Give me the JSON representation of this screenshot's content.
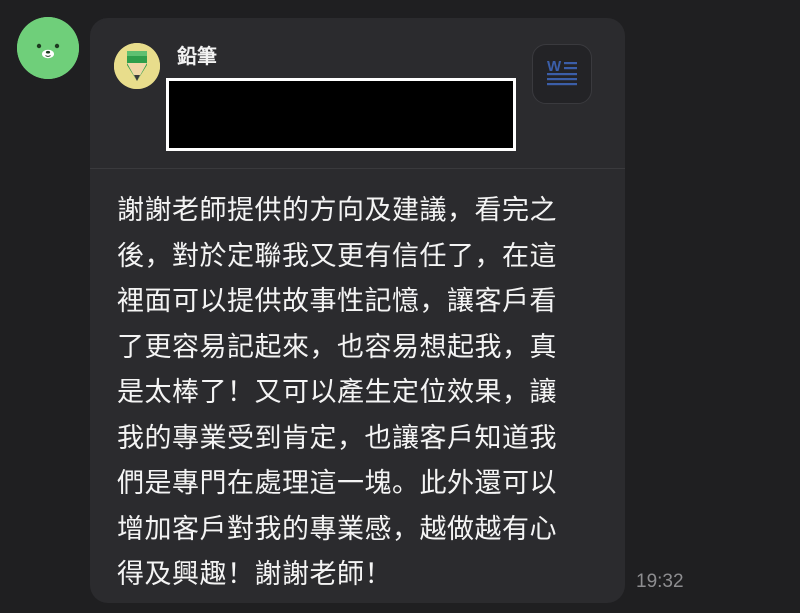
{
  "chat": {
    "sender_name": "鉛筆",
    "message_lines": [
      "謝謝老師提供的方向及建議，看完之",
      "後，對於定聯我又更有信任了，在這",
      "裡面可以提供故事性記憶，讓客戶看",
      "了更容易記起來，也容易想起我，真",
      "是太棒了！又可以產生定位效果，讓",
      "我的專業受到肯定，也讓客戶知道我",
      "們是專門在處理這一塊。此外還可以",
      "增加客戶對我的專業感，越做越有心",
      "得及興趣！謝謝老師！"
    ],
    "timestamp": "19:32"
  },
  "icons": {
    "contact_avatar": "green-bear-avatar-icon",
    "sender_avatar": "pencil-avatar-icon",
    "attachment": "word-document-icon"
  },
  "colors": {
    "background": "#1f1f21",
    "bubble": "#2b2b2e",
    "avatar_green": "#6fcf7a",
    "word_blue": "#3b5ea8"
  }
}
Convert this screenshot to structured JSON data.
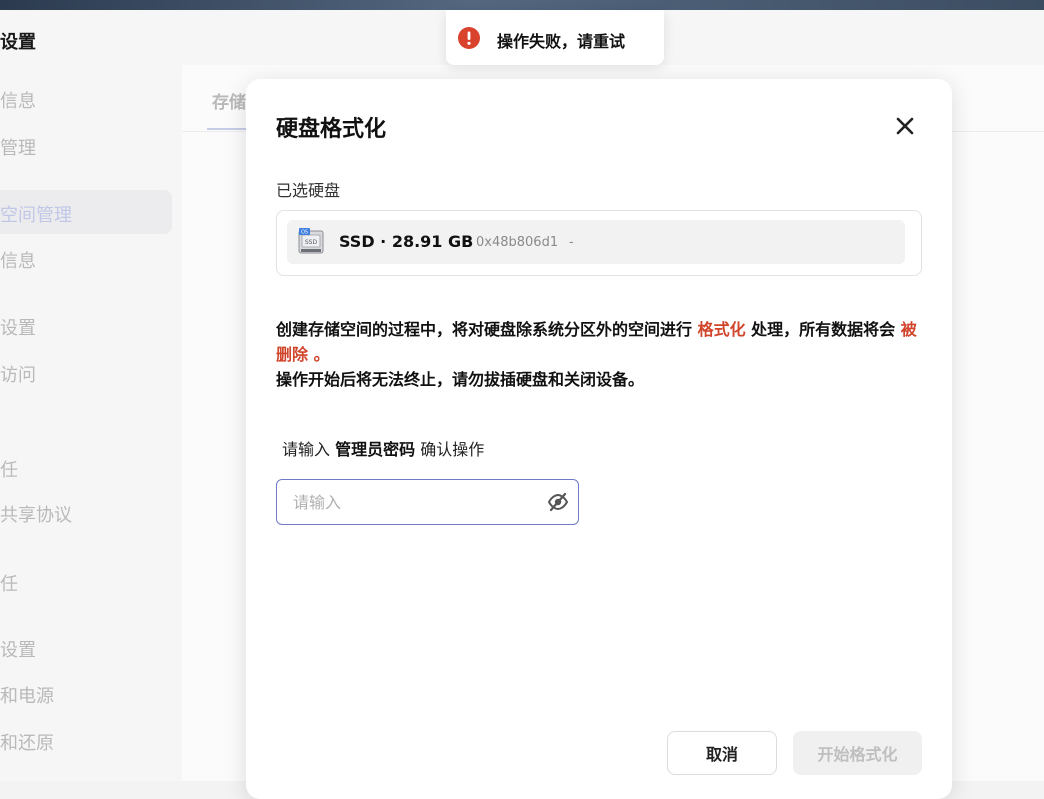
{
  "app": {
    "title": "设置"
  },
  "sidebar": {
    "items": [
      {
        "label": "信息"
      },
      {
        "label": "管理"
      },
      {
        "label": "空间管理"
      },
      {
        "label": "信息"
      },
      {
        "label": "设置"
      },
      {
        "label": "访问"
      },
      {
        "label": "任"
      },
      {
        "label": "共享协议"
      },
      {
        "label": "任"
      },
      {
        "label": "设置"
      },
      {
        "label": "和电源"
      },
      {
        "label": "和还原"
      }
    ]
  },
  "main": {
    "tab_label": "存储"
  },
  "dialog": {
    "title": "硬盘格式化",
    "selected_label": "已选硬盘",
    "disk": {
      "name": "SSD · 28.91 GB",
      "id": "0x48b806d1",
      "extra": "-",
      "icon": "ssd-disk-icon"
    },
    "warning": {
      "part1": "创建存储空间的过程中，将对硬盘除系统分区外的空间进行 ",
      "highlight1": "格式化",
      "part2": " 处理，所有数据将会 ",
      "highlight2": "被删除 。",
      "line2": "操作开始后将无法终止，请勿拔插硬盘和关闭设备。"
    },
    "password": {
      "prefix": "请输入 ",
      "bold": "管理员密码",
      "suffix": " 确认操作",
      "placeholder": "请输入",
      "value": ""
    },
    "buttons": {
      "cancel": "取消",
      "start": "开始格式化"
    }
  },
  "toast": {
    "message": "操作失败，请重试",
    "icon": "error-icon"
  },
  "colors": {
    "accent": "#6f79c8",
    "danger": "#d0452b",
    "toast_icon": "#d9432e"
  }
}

※ ※ ※

Written task
Transcribe all of the material exactly, leaving out whatever pictures it contains.

Response to this exercise
Give me the JSON representation of this screenshot's content.
{
  "chat": {
    "sender_name": "鉛筆",
    "message_lines": [
      "謝謝老師提供的方向及建議，看完之",
      "後，對於定聯我又更有信任了，在這",
      "裡面可以提供故事性記憶，讓客戶看",
      "了更容易記起來，也容易想起我，真",
      "是太棒了！又可以產生定位效果，讓",
      "我的專業受到肯定，也讓客戶知道我",
      "們是專門在處理這一塊。此外還可以",
      "增加客戶對我的專業感，越做越有心",
      "得及興趣！謝謝老師！"
    ],
    "timestamp": "19:32"
  },
  "icons": {
    "contact_avatar": "green-bear-avatar-icon",
    "sender_avatar": "pencil-avatar-icon",
    "attachment": "word-document-icon"
  },
  "colors": {
    "background": "#1f1f21",
    "bubble": "#2b2b2e",
    "avatar_green": "#6fcf7a",
    "word_blue": "#3b5ea8"
  }
}
Convert this screenshot to structured JSON data.
{
  "app": {
    "title": "设置"
  },
  "sidebar": {
    "items": [
      {
        "label": "信息"
      },
      {
        "label": "管理"
      },
      {
        "label": "空间管理"
      },
      {
        "label": "信息"
      },
      {
        "label": "设置"
      },
      {
        "label": "访问"
      },
      {
        "label": "任"
      },
      {
        "label": "共享协议"
      },
      {
        "label": "任"
      },
      {
        "label": "设置"
      },
      {
        "label": "和电源"
      },
      {
        "label": "和还原"
      }
    ]
  },
  "main": {
    "tab_label": "存储"
  },
  "dialog": {
    "title": "硬盘格式化",
    "selected_label": "已选硬盘",
    "disk": {
      "name": "SSD · 28.91 GB",
      "id": "0x48b806d1",
      "extra": "-",
      "icon": "ssd-disk-icon"
    },
    "warning": {
      "part1": "创建存储空间的过程中，将对硬盘除系统分区外的空间进行 ",
      "highlight1": "格式化",
      "part2": " 处理，所有数据将会 ",
      "highlight2": "被删除 。",
      "line2": "操作开始后将无法终止，请勿拔插硬盘和关闭设备。"
    },
    "password": {
      "prefix": "请输入 ",
      "bold": "管理员密码",
      "suffix": " 确认操作",
      "placeholder": "请输入",
      "value": ""
    },
    "buttons": {
      "cancel": "取消",
      "start": "开始格式化"
    }
  },
  "toast": {
    "message": "操作失败，请重试",
    "icon": "error-icon"
  },
  "colors": {
    "accent": "#6f79c8",
    "danger": "#d0452b",
    "toast_icon": "#d9432e"
  }
}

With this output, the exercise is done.